▸ Goal: Copy every line from the data below in which the string "四个意识" can be found.

▸ Material for this task:
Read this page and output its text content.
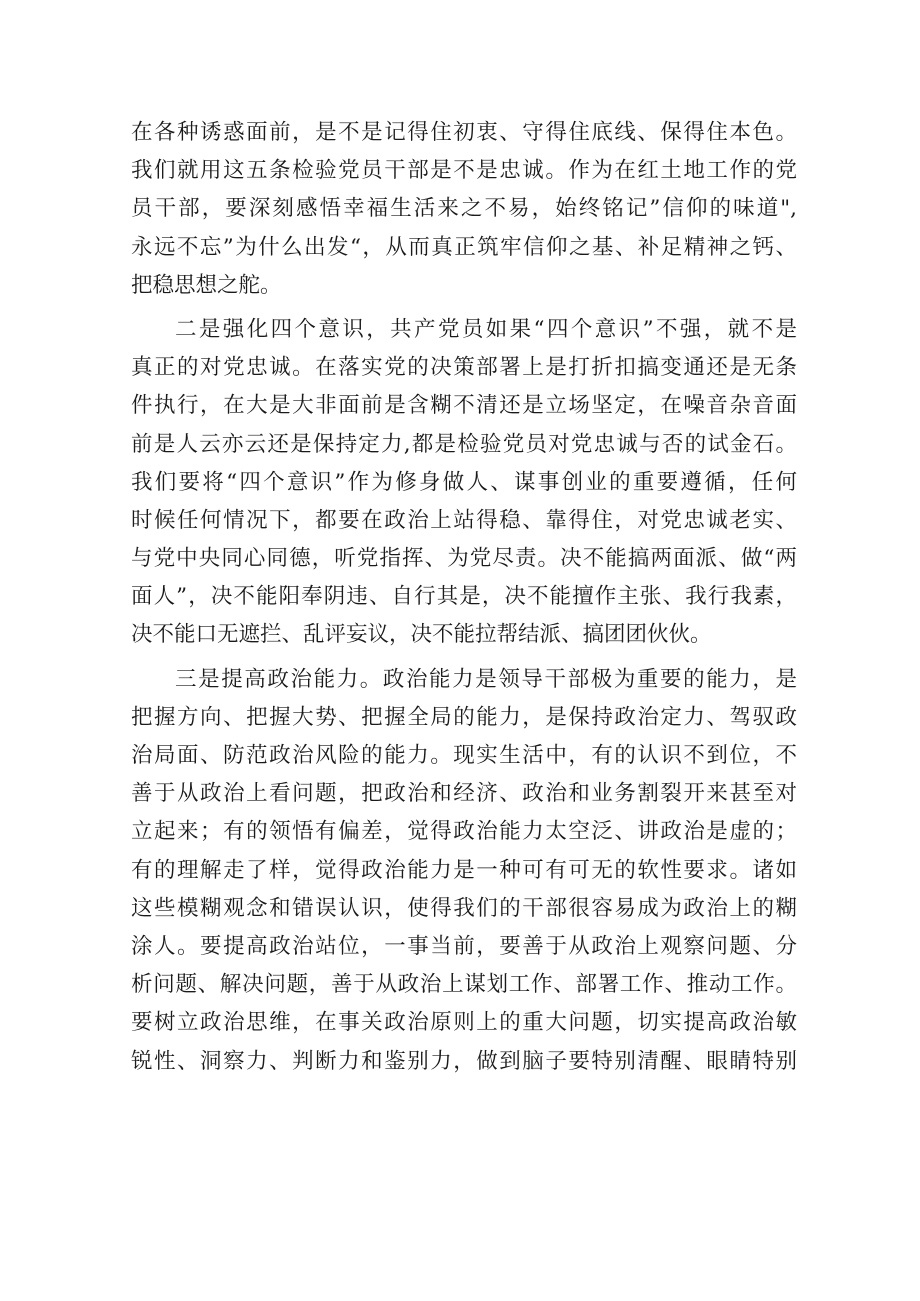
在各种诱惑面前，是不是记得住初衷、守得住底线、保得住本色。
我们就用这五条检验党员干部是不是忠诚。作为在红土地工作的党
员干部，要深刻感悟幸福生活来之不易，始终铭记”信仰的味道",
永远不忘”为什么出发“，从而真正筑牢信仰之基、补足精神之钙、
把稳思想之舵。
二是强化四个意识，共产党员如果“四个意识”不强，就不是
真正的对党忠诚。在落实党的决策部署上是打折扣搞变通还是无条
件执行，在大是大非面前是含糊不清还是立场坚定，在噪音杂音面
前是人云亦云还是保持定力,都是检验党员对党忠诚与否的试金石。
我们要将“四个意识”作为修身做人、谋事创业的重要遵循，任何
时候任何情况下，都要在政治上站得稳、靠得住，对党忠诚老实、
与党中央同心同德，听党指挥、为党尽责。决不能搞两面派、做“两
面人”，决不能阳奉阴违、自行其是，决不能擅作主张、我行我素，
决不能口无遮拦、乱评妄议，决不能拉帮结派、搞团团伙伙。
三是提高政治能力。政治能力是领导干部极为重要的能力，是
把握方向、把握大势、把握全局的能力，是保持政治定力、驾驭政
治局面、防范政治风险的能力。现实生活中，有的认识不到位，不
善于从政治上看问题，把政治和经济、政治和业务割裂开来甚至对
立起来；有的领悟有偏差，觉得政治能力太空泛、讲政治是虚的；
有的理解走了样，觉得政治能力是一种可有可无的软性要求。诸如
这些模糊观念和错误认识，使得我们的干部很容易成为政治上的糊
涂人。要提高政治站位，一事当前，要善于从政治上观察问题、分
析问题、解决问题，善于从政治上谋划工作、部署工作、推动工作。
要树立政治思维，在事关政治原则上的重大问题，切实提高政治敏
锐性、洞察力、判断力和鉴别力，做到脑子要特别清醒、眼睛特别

▸ Result of the exercise:
二是强化四个意识，共产党员如果“四个意识”不强，就不是
我们要将“四个意识”作为修身做人、谋事创业的重要遵循，任何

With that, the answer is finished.